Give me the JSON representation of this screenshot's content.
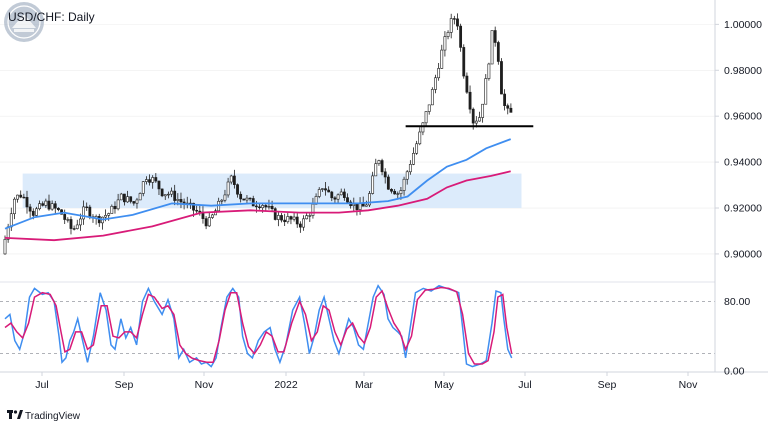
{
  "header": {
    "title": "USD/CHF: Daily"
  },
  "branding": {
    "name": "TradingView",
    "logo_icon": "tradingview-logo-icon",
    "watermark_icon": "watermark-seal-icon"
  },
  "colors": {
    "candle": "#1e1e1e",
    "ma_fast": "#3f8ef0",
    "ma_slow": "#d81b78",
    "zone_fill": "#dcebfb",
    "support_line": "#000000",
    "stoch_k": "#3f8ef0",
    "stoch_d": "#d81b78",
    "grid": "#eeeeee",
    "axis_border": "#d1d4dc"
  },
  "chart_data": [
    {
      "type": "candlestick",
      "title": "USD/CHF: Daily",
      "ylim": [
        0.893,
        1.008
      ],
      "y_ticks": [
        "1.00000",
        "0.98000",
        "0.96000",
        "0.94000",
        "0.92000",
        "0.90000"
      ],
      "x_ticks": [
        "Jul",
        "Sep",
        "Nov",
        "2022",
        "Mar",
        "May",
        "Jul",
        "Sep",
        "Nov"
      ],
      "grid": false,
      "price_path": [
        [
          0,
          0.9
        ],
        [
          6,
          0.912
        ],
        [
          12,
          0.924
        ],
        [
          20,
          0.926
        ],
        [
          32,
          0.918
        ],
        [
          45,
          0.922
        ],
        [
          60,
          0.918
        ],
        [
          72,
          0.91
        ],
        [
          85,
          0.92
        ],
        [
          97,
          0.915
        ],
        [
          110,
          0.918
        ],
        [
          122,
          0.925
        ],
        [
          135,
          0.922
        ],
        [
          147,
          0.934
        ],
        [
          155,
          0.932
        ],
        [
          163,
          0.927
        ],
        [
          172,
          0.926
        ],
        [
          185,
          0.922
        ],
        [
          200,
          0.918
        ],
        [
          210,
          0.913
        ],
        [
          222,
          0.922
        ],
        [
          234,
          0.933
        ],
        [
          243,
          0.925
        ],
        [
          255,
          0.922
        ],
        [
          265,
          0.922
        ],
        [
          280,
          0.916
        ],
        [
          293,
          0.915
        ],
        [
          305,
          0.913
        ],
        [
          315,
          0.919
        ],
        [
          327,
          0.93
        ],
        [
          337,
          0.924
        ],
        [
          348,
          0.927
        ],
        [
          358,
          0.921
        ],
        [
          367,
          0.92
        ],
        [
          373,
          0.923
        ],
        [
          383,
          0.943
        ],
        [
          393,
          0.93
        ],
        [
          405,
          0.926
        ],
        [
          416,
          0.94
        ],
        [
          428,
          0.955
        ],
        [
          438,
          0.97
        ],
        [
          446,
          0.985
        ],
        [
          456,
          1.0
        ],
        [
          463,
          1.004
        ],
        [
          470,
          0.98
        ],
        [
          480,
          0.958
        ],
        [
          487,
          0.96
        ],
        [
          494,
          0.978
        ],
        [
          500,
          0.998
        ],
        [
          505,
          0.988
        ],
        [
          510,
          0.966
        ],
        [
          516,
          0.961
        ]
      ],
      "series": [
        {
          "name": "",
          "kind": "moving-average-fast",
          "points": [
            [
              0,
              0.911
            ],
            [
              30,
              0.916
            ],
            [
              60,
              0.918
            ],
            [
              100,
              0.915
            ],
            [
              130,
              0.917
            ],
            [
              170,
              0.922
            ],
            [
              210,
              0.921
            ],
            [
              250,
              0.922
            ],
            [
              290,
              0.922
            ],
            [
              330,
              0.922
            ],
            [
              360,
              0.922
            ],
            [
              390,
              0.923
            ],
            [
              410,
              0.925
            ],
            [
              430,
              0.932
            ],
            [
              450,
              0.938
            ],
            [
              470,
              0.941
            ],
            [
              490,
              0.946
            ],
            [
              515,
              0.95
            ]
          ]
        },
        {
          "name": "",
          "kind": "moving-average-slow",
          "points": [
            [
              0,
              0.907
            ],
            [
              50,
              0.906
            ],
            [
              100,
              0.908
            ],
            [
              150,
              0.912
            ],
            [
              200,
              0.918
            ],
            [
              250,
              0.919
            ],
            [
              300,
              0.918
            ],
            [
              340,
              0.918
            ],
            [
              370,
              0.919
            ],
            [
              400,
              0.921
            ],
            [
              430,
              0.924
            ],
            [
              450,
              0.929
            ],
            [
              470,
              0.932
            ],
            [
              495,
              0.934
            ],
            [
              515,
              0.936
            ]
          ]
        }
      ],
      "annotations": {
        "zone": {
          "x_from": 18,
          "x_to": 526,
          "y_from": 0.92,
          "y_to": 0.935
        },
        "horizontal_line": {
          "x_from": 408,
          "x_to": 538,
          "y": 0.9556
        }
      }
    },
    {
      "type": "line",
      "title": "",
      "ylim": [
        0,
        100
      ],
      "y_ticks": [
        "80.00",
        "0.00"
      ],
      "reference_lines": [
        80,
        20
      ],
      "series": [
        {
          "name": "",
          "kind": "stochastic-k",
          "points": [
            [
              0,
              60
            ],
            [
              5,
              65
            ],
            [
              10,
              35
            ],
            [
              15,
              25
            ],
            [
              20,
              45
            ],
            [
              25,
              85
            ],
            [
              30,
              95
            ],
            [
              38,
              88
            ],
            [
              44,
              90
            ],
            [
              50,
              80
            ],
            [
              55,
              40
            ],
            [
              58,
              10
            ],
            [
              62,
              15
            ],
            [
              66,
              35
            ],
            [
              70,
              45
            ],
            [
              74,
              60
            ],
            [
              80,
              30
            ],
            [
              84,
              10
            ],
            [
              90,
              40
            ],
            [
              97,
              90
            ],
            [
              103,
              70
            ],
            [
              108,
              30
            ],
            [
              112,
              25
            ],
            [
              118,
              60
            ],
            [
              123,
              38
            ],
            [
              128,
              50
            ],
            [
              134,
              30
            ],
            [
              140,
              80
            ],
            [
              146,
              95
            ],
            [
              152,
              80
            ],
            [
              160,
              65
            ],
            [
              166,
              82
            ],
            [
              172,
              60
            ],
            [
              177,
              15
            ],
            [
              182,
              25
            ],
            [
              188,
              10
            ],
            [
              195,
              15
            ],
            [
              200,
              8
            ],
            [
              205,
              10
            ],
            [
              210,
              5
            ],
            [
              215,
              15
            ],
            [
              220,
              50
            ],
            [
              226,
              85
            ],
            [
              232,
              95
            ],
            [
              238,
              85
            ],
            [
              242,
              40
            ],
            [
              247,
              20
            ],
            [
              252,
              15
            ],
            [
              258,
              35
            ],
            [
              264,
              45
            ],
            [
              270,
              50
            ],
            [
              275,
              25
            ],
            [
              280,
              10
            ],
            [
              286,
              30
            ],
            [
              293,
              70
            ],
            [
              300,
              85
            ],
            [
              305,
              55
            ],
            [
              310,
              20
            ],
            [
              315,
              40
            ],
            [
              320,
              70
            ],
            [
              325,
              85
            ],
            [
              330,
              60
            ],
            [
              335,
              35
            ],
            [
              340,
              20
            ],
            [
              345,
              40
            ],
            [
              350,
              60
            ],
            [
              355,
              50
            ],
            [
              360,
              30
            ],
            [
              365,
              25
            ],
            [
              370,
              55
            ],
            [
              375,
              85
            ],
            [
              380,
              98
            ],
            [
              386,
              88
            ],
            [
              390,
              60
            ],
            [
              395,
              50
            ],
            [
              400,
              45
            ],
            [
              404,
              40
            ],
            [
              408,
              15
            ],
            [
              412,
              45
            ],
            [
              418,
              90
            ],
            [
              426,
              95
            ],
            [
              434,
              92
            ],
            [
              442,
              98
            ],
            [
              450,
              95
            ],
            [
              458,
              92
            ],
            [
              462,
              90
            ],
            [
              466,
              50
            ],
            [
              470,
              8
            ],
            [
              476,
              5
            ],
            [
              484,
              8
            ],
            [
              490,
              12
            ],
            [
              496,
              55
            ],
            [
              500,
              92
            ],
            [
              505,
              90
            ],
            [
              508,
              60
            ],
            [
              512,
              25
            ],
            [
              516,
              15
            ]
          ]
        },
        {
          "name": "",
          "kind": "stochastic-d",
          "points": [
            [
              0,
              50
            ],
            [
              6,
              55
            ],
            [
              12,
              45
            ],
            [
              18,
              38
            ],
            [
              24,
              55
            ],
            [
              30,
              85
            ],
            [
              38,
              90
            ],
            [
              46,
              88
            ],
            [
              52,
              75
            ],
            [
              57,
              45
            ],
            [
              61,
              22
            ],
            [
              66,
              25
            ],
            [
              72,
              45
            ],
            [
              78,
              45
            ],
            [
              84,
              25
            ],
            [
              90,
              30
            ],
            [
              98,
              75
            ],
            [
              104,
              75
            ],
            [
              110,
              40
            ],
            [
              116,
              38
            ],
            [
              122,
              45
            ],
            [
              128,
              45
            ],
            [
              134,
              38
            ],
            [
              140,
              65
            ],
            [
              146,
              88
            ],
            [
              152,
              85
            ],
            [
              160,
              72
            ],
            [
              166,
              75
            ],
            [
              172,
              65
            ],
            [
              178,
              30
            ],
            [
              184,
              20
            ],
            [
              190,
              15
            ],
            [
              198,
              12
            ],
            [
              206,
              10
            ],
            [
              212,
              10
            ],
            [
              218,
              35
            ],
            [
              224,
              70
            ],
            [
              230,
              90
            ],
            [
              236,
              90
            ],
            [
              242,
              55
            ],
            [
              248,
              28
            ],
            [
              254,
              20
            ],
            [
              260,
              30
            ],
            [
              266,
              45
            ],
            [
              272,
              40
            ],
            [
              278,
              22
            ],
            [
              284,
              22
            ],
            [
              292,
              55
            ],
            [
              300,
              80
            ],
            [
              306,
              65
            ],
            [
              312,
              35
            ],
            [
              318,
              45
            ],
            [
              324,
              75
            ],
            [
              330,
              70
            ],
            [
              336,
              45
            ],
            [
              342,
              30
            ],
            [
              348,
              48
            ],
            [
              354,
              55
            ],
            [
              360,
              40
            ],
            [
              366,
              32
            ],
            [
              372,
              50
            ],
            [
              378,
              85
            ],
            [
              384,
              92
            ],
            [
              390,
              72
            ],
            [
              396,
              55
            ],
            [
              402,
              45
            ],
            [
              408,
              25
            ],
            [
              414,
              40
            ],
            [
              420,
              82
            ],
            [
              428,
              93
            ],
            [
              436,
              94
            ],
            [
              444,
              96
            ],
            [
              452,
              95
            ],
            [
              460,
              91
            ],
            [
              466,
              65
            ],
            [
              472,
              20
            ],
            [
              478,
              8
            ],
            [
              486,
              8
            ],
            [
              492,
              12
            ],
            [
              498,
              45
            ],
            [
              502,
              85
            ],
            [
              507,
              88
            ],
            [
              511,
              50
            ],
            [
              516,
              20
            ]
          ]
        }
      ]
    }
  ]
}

----------

*Requirements:* Copy every line of the listing where the word "icon" appears.

*Completed task:*
    "logo_icon": "tradingview-logo-icon",
    "watermark_icon": "watermark-seal-icon"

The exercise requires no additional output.